» **Written exercise**
Pick out every line of the entries below where "Chatbots" occurs, and copy those lines.

» **Material shown**
◇ ◇ ◇ ◇ ◇

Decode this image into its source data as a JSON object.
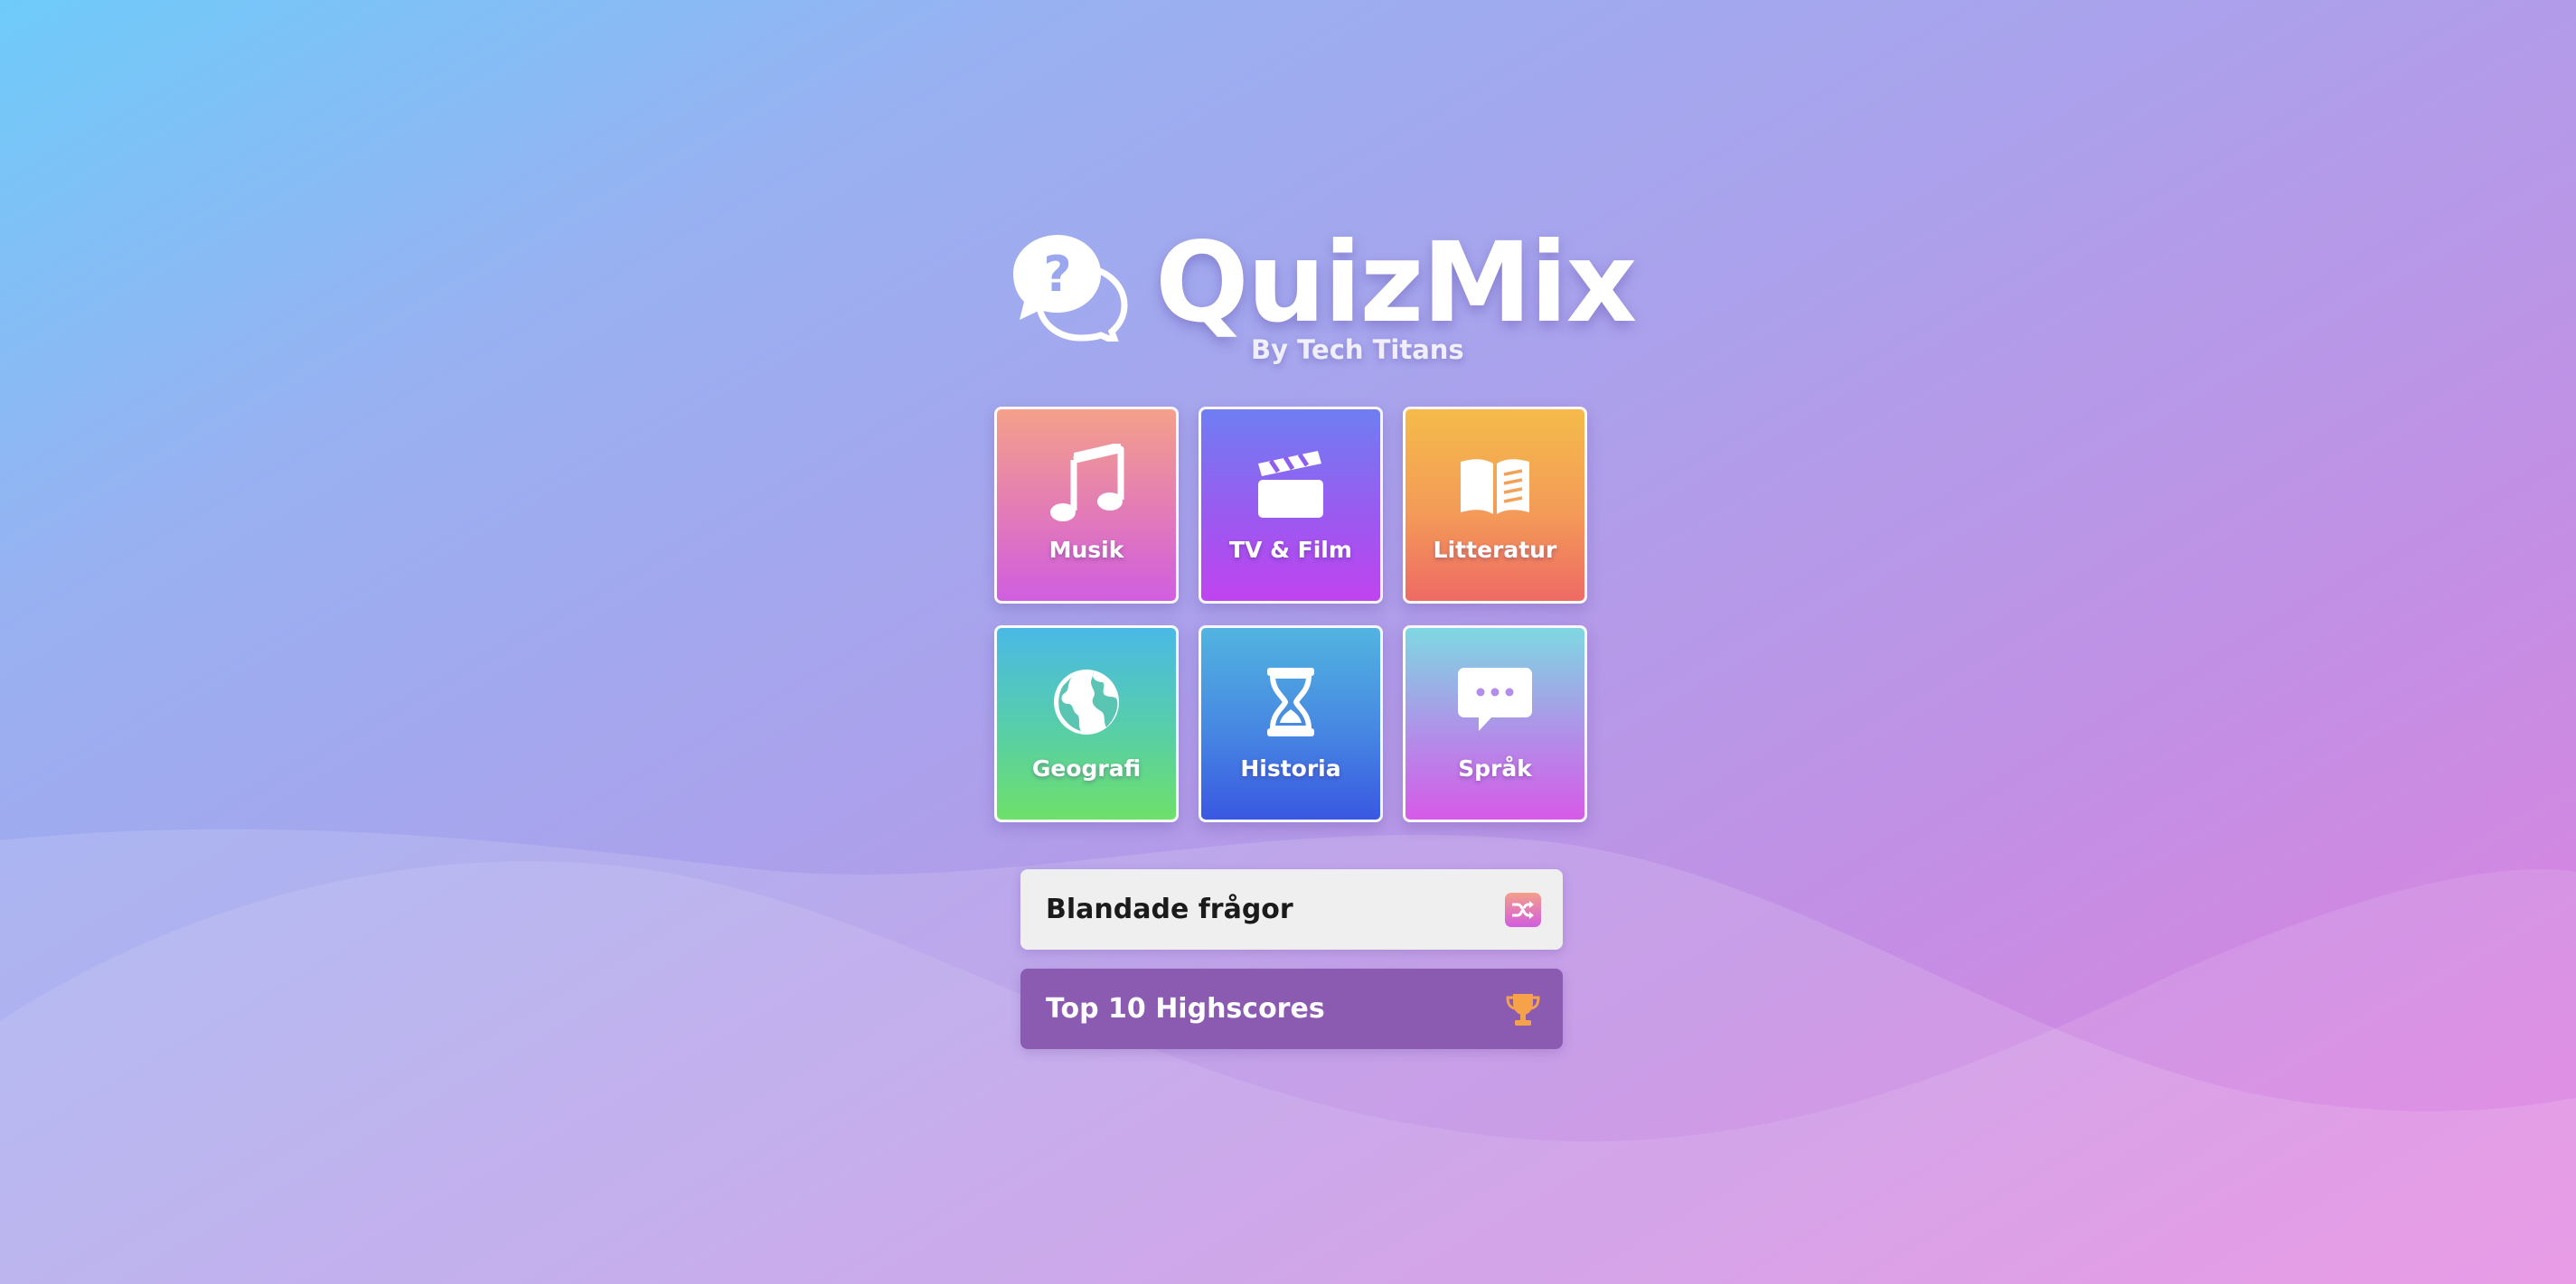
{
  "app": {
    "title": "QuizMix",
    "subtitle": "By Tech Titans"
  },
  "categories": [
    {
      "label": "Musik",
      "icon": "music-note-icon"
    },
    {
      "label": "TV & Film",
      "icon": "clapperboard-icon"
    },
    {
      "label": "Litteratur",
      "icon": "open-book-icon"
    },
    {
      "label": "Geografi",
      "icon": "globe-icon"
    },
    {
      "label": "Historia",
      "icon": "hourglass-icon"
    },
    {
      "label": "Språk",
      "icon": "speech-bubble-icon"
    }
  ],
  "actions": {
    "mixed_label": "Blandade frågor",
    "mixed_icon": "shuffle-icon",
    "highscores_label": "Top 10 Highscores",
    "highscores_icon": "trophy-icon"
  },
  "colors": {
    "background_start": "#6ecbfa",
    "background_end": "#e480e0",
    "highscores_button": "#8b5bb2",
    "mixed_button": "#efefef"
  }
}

◇ ◇ ◇ ◇ ◇

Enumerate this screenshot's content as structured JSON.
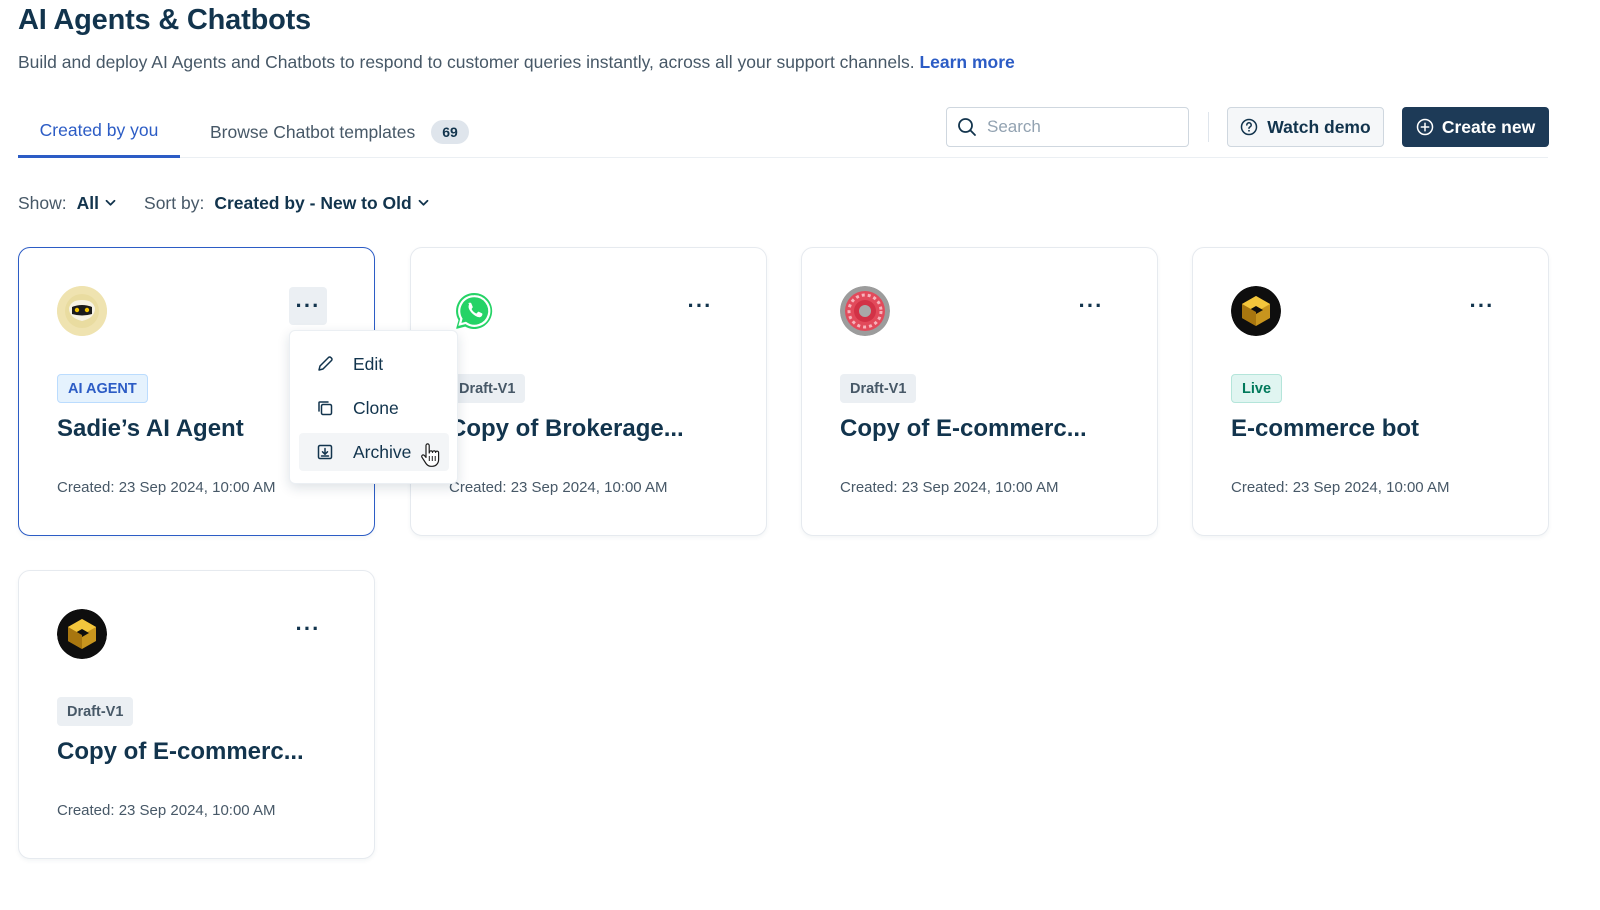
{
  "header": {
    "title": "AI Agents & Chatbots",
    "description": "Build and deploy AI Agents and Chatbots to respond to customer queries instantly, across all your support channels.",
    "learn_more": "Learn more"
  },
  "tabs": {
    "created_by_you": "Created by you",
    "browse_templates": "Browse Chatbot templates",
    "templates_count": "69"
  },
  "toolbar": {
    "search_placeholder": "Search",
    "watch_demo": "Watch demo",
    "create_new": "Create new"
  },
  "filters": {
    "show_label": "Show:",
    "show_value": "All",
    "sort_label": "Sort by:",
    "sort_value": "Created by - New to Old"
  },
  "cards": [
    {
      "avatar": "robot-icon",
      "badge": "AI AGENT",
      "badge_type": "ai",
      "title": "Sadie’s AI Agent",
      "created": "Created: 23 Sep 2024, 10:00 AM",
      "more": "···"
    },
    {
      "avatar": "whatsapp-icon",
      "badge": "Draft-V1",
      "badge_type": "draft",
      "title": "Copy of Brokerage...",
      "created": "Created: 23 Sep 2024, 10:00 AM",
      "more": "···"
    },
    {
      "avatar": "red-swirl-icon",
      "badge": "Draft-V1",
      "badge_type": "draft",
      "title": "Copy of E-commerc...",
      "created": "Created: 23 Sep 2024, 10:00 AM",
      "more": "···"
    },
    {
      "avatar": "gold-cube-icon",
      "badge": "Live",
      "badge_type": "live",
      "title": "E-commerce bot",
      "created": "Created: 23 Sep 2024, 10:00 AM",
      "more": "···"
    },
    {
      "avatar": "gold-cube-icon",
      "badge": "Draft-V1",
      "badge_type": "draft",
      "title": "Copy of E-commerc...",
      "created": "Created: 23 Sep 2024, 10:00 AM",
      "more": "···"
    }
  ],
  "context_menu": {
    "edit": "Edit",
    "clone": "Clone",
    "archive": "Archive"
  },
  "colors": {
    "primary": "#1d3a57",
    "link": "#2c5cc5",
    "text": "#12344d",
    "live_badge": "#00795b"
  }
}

◇ ◇ ◇ ◇ ◇

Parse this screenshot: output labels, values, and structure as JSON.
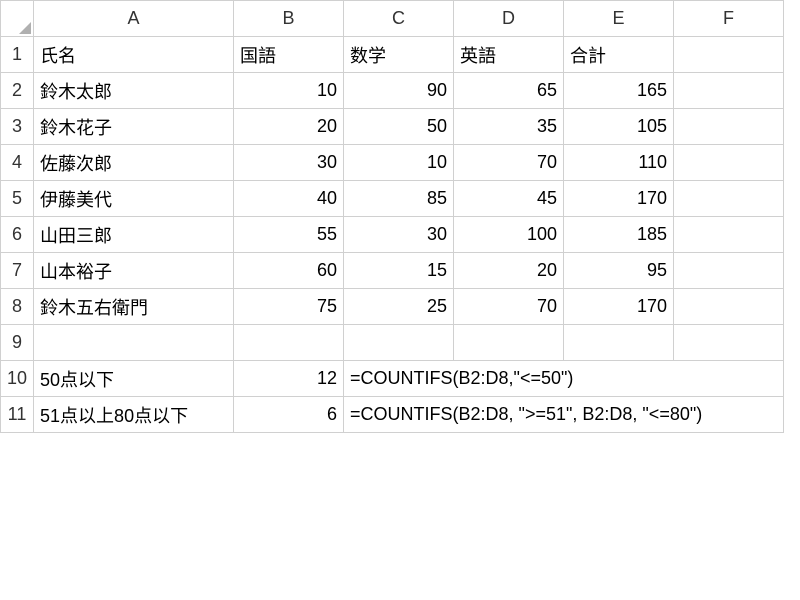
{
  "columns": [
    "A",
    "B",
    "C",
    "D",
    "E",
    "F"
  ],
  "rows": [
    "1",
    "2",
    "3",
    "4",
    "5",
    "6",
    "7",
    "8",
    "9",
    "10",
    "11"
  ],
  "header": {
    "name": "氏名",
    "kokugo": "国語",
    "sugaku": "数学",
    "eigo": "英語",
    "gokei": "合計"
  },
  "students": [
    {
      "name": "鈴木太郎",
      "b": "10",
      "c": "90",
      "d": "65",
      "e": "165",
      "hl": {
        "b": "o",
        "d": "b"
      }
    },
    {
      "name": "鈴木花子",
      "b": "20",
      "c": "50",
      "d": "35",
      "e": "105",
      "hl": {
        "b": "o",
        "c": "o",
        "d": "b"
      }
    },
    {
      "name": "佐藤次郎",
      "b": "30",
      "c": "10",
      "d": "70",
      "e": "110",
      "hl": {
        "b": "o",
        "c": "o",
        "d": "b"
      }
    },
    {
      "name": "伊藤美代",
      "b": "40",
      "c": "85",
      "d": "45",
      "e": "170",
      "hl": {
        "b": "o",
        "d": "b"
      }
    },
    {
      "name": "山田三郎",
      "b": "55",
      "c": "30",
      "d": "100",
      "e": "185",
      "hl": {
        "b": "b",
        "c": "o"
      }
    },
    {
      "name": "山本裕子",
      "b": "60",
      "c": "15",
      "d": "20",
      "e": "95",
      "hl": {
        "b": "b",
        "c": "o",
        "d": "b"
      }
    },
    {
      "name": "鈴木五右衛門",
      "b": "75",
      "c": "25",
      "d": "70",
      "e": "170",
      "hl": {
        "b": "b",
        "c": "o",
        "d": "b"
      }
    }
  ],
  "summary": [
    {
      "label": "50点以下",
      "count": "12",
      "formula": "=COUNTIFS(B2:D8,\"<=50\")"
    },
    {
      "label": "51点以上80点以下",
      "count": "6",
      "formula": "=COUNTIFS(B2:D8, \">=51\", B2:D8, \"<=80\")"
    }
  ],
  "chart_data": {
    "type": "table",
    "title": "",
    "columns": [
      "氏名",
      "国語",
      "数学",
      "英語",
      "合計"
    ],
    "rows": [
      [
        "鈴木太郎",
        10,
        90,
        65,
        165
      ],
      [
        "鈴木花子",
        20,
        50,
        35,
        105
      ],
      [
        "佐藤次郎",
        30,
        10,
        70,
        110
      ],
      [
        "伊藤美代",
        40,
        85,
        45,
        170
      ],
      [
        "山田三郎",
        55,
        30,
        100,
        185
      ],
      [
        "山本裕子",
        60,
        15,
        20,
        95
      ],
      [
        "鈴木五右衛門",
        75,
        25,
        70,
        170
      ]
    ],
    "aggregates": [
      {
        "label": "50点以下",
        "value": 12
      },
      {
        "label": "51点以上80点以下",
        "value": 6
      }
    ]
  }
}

◇ ◇ ◇ ◇ ◇

» **Output**
    "title": "AI Agents & Chatbots",
    "description": "Build and deploy AI Agents and Chatbots to respond to customer queries instantly, across all your support channels.",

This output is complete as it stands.